start Material for the task
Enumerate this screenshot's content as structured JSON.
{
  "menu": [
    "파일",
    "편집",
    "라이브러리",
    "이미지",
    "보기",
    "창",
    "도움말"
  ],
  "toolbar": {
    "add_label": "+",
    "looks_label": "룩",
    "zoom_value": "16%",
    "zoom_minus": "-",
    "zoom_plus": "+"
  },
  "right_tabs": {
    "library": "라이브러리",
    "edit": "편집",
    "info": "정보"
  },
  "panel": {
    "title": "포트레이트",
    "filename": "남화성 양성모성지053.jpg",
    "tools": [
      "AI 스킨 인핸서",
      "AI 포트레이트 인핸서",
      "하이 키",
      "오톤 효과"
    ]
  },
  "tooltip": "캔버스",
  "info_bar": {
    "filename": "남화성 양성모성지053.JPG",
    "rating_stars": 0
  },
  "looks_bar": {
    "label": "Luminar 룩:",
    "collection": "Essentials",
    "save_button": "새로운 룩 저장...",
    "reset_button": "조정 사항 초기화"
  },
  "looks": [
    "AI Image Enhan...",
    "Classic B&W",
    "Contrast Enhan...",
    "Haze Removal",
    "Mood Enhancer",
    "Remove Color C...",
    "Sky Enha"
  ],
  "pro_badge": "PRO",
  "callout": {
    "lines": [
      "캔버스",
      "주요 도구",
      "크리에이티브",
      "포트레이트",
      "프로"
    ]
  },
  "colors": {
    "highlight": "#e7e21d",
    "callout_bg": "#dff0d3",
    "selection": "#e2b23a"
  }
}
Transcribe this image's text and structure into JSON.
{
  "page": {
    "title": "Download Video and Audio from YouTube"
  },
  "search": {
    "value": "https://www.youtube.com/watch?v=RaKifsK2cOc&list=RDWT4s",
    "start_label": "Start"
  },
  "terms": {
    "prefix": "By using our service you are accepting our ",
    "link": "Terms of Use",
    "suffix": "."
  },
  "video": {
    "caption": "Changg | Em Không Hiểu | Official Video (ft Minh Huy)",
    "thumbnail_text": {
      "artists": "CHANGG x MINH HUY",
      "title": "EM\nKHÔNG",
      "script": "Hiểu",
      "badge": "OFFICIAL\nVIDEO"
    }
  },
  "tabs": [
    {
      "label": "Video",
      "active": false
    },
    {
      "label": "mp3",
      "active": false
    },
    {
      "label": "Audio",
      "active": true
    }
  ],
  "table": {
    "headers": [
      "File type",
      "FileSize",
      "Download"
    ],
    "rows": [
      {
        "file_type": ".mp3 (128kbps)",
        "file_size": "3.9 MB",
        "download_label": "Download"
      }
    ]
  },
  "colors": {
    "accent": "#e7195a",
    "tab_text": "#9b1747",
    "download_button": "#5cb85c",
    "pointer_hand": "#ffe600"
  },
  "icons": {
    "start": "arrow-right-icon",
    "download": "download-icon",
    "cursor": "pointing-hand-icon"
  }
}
end Material for the task
All of the data needs to be reproduced exactly, with no line missing.

Enumerate this screenshot's content as structured JSON.
{
  "menu": [
    "파일",
    "편집",
    "라이브러리",
    "이미지",
    "보기",
    "창",
    "도움말"
  ],
  "toolbar": {
    "add_label": "+",
    "looks_label": "룩",
    "zoom_value": "16%",
    "zoom_minus": "-",
    "zoom_plus": "+"
  },
  "right_tabs": {
    "library": "라이브러리",
    "edit": "편집",
    "info": "정보"
  },
  "panel": {
    "title": "포트레이트",
    "filename": "남화성 양성모성지053.jpg",
    "tools": [
      "AI 스킨 인핸서",
      "AI 포트레이트 인핸서",
      "하이 키",
      "오톤 효과"
    ]
  },
  "tooltip": "캔버스",
  "info_bar": {
    "filename": "남화성 양성모성지053.JPG",
    "rating_stars": 0
  },
  "looks_bar": {
    "label": "Luminar 룩:",
    "collection": "Essentials",
    "save_button": "새로운 룩 저장...",
    "reset_button": "조정 사항 초기화"
  },
  "looks": [
    "AI Image Enhan...",
    "Classic B&W",
    "Contrast Enhan...",
    "Haze Removal",
    "Mood Enhancer",
    "Remove Color C...",
    "Sky Enha"
  ],
  "pro_badge": "PRO",
  "callout": {
    "lines": [
      "캔버스",
      "주요 도구",
      "크리에이티브",
      "포트레이트",
      "프로"
    ]
  },
  "colors": {
    "highlight": "#e7e21d",
    "callout_bg": "#dff0d3",
    "selection": "#e2b23a"
  }
}
Transcribe this image's text and structure into JSON.
{
  "page": {
    "title": "Download Video and Audio from YouTube"
  },
  "search": {
    "value": "https://www.youtube.com/watch?v=RaKifsK2cOc&list=RDWT4s",
    "start_label": "Start"
  },
  "terms": {
    "prefix": "By using our service you are accepting our ",
    "link": "Terms of Use",
    "suffix": "."
  },
  "video": {
    "caption": "Changg | Em Không Hiểu | Official Video (ft Minh Huy)",
    "thumbnail_text": {
      "artists": "CHANGG x MINH HUY",
      "title": "EM\nKHÔNG",
      "script": "Hiểu",
      "badge": "OFFICIAL\nVIDEO"
    }
  },
  "tabs": [
    {
      "label": "Video",
      "active": false
    },
    {
      "label": "mp3",
      "active": false
    },
    {
      "label": "Audio",
      "active": true
    }
  ],
  "table": {
    "headers": [
      "File type",
      "FileSize",
      "Download"
    ],
    "rows": [
      {
        "file_type": ".mp3 (128kbps)",
        "file_size": "3.9 MB",
        "download_label": "Download"
      }
    ]
  },
  "colors": {
    "accent": "#e7195a",
    "tab_text": "#9b1747",
    "download_button": "#5cb85c",
    "pointer_hand": "#ffe600"
  },
  "icons": {
    "start": "arrow-right-icon",
    "download": "download-icon",
    "cursor": "pointing-hand-icon"
  }
}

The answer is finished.